• Records:
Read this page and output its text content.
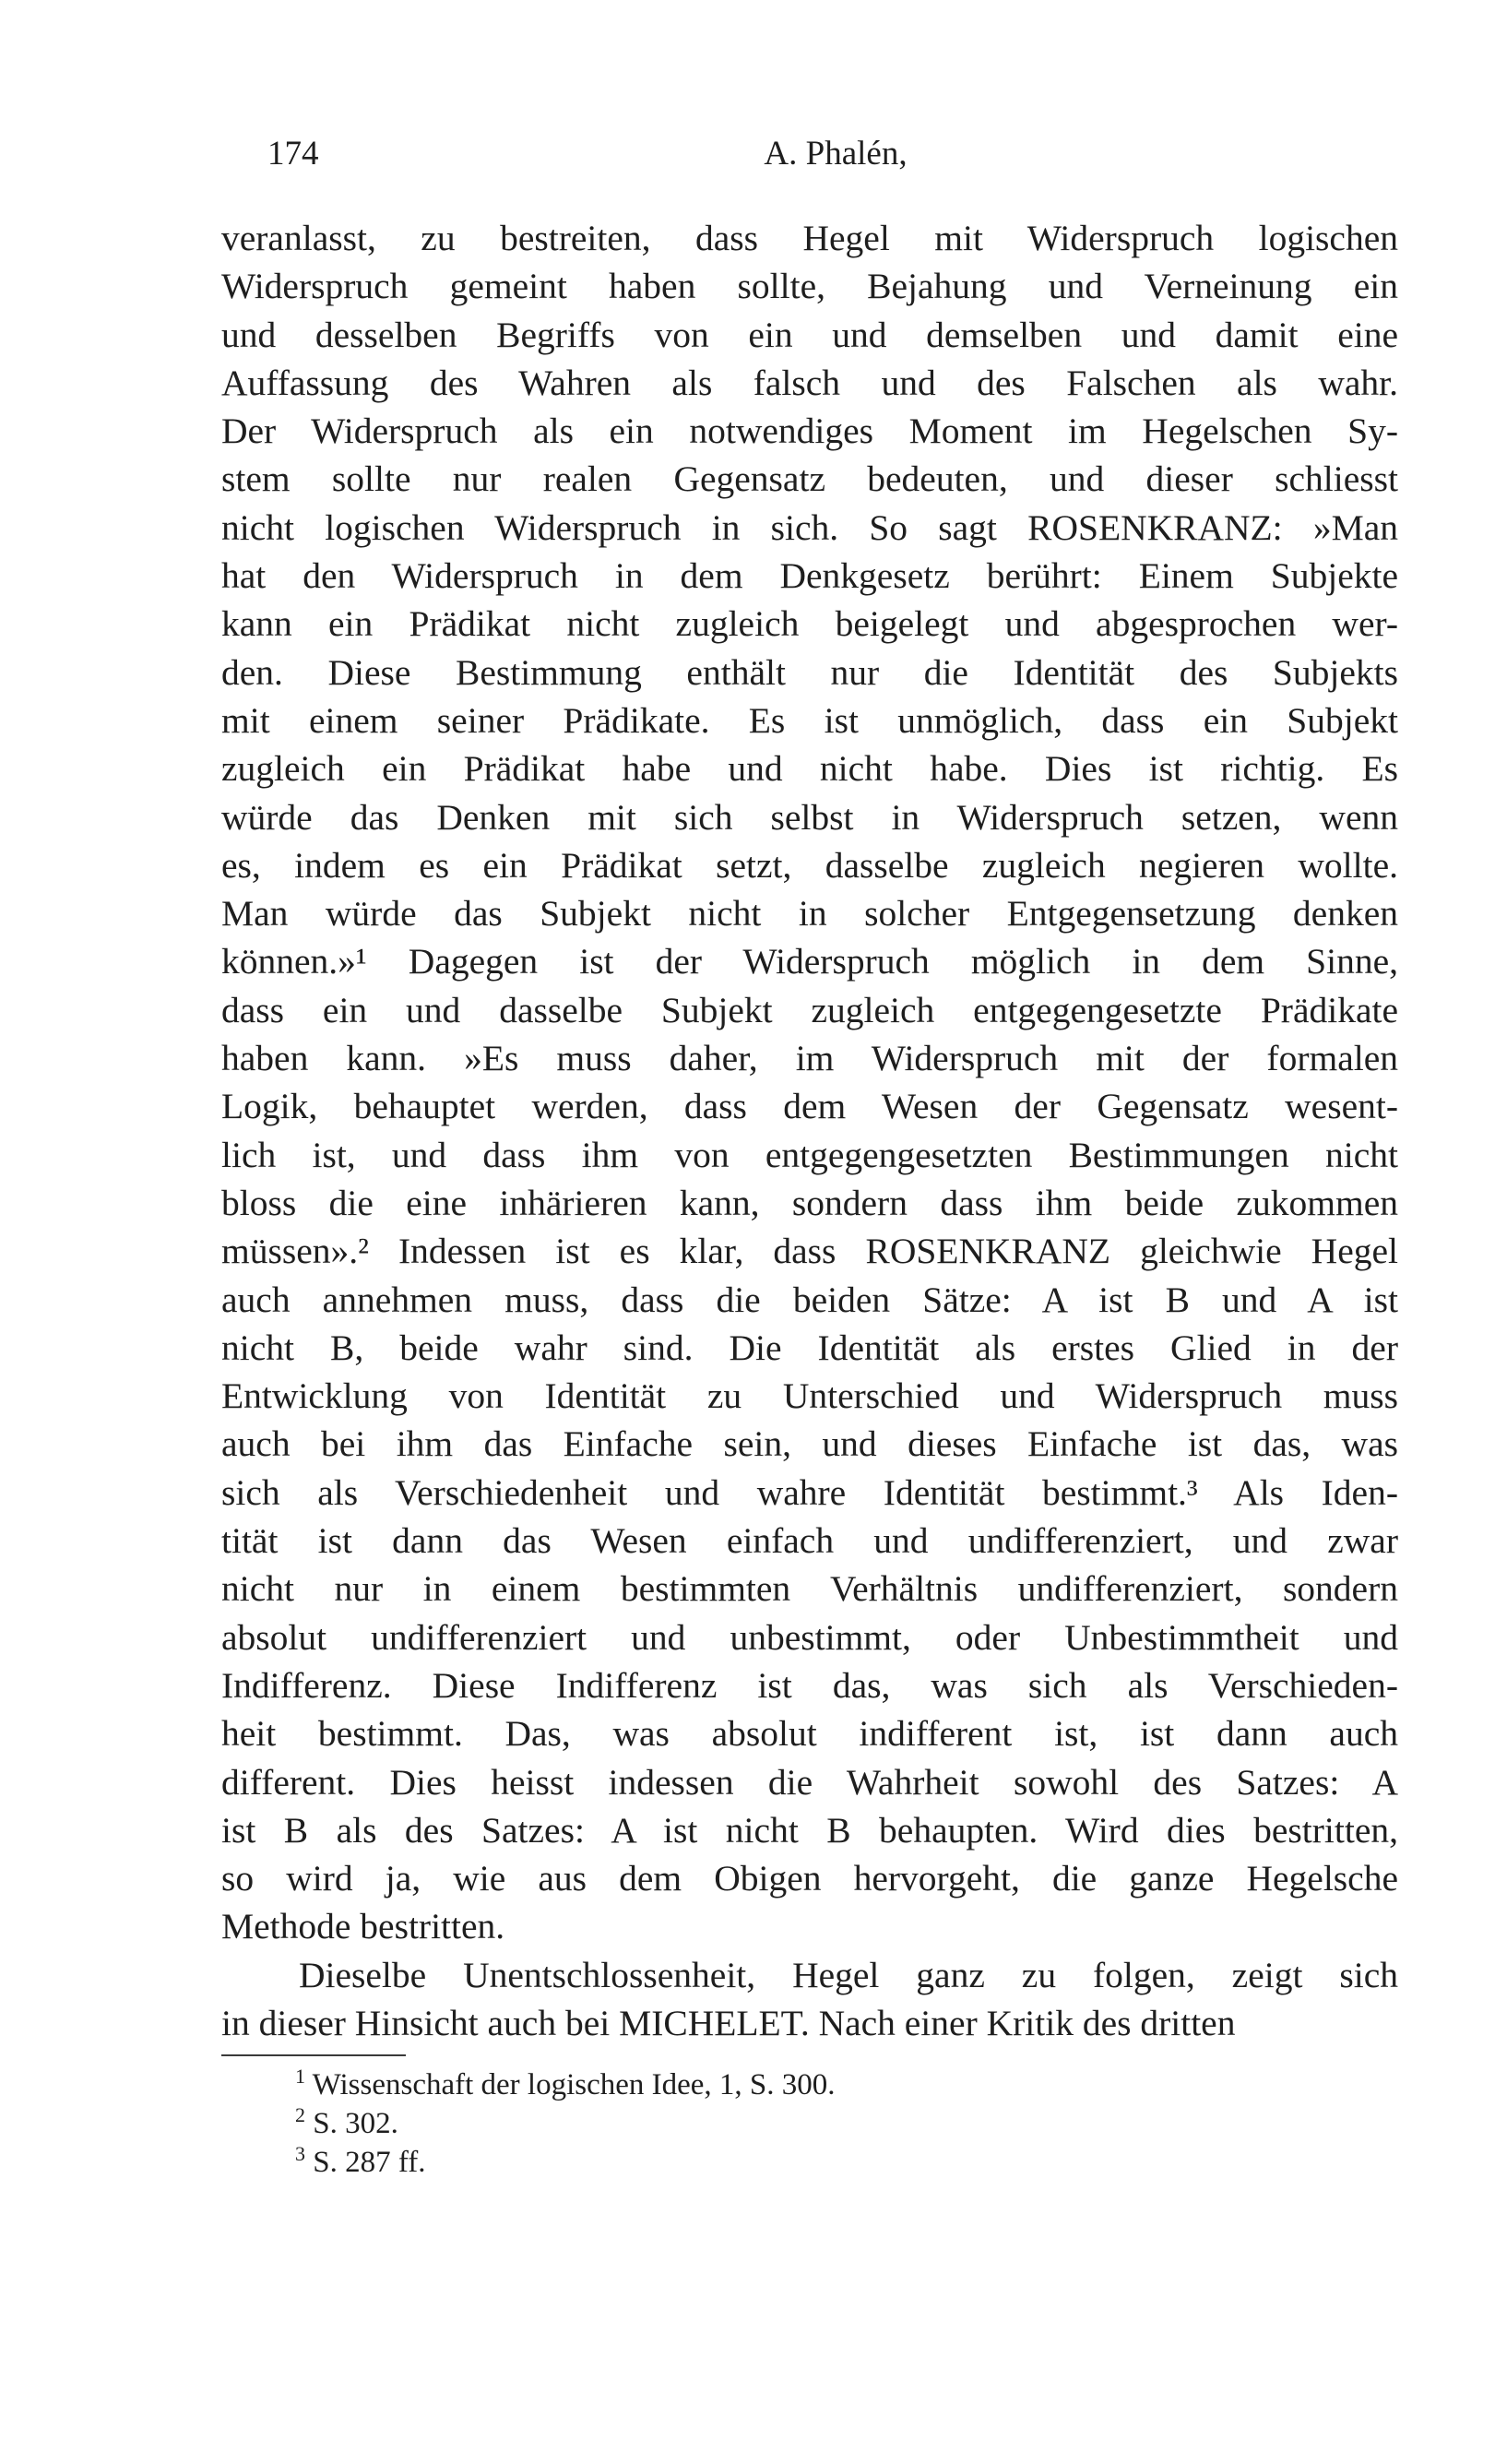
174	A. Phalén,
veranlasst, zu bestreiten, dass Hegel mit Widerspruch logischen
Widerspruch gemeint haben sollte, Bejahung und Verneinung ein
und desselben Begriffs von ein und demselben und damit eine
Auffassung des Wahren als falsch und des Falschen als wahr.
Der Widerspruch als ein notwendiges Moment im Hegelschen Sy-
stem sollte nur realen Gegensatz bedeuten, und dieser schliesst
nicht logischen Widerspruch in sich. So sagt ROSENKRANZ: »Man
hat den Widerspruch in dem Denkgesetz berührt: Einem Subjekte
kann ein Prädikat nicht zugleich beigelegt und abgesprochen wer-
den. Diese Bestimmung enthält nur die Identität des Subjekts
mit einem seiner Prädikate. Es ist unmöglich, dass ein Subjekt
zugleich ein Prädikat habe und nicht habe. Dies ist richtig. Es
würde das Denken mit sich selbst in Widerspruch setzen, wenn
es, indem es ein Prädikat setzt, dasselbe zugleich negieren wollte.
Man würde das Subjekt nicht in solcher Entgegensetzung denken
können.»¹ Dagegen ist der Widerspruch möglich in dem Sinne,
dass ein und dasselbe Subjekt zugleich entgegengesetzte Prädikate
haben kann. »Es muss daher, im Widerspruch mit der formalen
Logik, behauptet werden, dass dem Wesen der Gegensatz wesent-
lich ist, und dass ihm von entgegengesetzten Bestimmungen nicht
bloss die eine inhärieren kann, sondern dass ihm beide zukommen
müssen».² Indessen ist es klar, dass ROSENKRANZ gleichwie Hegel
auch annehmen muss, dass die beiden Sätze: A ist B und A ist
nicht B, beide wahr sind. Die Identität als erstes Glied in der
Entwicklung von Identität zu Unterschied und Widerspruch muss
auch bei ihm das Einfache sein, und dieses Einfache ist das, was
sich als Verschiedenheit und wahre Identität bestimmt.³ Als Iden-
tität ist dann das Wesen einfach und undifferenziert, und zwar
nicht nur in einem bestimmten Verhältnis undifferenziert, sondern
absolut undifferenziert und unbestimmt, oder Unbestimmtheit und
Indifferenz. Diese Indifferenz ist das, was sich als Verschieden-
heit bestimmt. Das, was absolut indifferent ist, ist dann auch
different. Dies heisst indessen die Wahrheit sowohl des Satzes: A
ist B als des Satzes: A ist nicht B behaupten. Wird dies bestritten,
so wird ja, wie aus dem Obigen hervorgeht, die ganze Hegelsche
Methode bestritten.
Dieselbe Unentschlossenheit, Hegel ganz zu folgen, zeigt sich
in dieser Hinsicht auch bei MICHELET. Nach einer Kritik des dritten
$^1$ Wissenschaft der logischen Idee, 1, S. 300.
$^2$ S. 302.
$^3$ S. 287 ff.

• Your objective:
Which lines in the listing above hold the word "Widerspruch"? Show each of them.

• Final result:
veranlasst, zu bestreiten, dass Hegel mit Widerspruch logischen
Widerspruch gemeint haben sollte, Bejahung und Verneinung ein
Der Widerspruch als ein notwendiges Moment im Hegelschen Sy-
nicht logischen Widerspruch in sich. So sagt ROSENKRANZ: »Man
hat den Widerspruch in dem Denkgesetz berührt: Einem Subjekte
würde das Denken mit sich selbst in Widerspruch setzen, wenn
können.»¹ Dagegen ist der Widerspruch möglich in dem Sinne,
haben kann. »Es muss daher, im Widerspruch mit der formalen
Entwicklung von Identität zu Unterschied und Widerspruch muss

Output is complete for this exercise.